Minimal: Fabric capacity with Bicep

The following Bicep file creates a Fabric capacity with configurable SKU, region, tags, and administrators. Key points:

Type: Microsoft.Fabric/capacities@2023-11-01
sku: name (e.g., F2, F4, F8 …) and tier = Fabric
properties.administration.members: list of admin email addresses
Naming rules for capacityName: 3–63 characters, only lowercase a–z and 0–9, must start with a letter.

 1// main.bicep
 2targetScope = 'resourceGroup'
 3
 4@description('Name of the Fabric capacity (3–63 chars, lowercase a–z and 0–9 only, start with a letter)')
 5@minLength(3)
 6@maxLength(63)
 7param capacityName string
 8
 9@description('Azure region for the capacity')
10param location string = resourceGroup().location
11
12@description('Fabric SKU (F2, F4, F8, F16, F32, F64, F128, F256, F512, F1024, F2048)')
13@allowed(['F2','F4','F8','F16','F32','F64','F128','F256','F512','F1024','F2048'])
14param skuName string = 'F2'
15
16@description('Email addresses of capacity administrators (Microsoft Entra IDs)')
17param adminMembers array
18
19@description('Optional tags')
20param tags object = {}
21
22resource capacity 'Microsoft.Fabric/capacities@2023-11-01' = {
23	name: capacityName
24	location: location
25	tags: tags
26	sku: {
27		name: skuName
28		tier: 'Fabric'
29	}
30	properties: {
31		administration: {
32			members: adminMembers
33		}
34	}
35}
36
37output capacityId string = capacity.id

Example Bicep parameters file (.bicepparam):

 1// parameters.dev.bicepparam
 2using './main.bicep'
 3
 4param capacityName = 'fabricdev001'
 5param location = 'westeurope'
 6param skuName = 'F2'
 7param adminMembers = [
 8	'admin@benjamin-abt.com'
 9	'support@benjamin-abt.com'
10]
11param tags = {
12	env: 'dev'
13	owner: 'data-platform'
14}

Alternative: Use the AVM module (best practice)

Instead of defining the resource type directly, you can use the Azure Verified Module (AVM). The module encapsulates best practices (e.g., lock options) and is versioned.

 1// main.bicep (AVM)
 2module fabricCapacity 'br/public:avm/res/fabric/capacity:<version>' = {
 3	name: 'fabricCapacity'
 4	params: {
 5		name: 'fabricdev001'
 6		adminMembers: [ 'admin@benjamin-abt.com', 'support@benjamin-abt.com' ]
 7		location: resourceGroup().location
 8		// Optional:
 9		// skuName: 'F64'
10		// tags: { env: 'dev' }
11		// lock: { kind: 'CanNotDelete', name: 'protect-fabric' }
12	}
13}

See the module reference and allowed values: br/public:avm/res/fabric/capacity (API version 2023-11-01).

Deploy with Azure CLI (PowerShell)

Deploy to a resource group using what-if followed by create:

 1# Variables
 2$rg = "rg-fabric-dev"
 3$loc = "westeurope"

DATA EXCERPTS

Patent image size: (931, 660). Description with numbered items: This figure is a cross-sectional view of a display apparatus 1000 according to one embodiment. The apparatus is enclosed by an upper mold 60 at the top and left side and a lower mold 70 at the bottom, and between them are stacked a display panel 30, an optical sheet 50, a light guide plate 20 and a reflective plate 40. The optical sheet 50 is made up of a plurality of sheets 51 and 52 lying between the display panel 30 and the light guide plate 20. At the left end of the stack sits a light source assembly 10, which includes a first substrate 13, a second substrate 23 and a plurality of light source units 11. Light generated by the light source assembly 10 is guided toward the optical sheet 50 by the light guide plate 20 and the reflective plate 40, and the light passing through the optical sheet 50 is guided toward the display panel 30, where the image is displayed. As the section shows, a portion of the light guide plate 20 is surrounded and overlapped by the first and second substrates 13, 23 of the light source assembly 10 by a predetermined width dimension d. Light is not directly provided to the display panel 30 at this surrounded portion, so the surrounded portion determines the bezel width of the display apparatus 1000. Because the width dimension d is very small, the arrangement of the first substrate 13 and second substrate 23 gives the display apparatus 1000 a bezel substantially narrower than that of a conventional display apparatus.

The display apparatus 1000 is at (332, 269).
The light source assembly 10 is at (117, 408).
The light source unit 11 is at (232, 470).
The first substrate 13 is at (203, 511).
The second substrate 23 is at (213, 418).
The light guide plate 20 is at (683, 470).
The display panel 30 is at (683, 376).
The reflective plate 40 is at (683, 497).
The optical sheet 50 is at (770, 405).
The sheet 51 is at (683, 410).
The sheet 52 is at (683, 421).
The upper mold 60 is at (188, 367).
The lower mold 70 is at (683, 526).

WHAT THIS TASK INVOLVES
According to the excerpt on Fabric capacity with Bicep, what naming rules apply to capacityName? The material plays no part in this.

THE ANSWER
It must be 3–63 characters, use only lowercase a–z and 0–9, and start with a letter.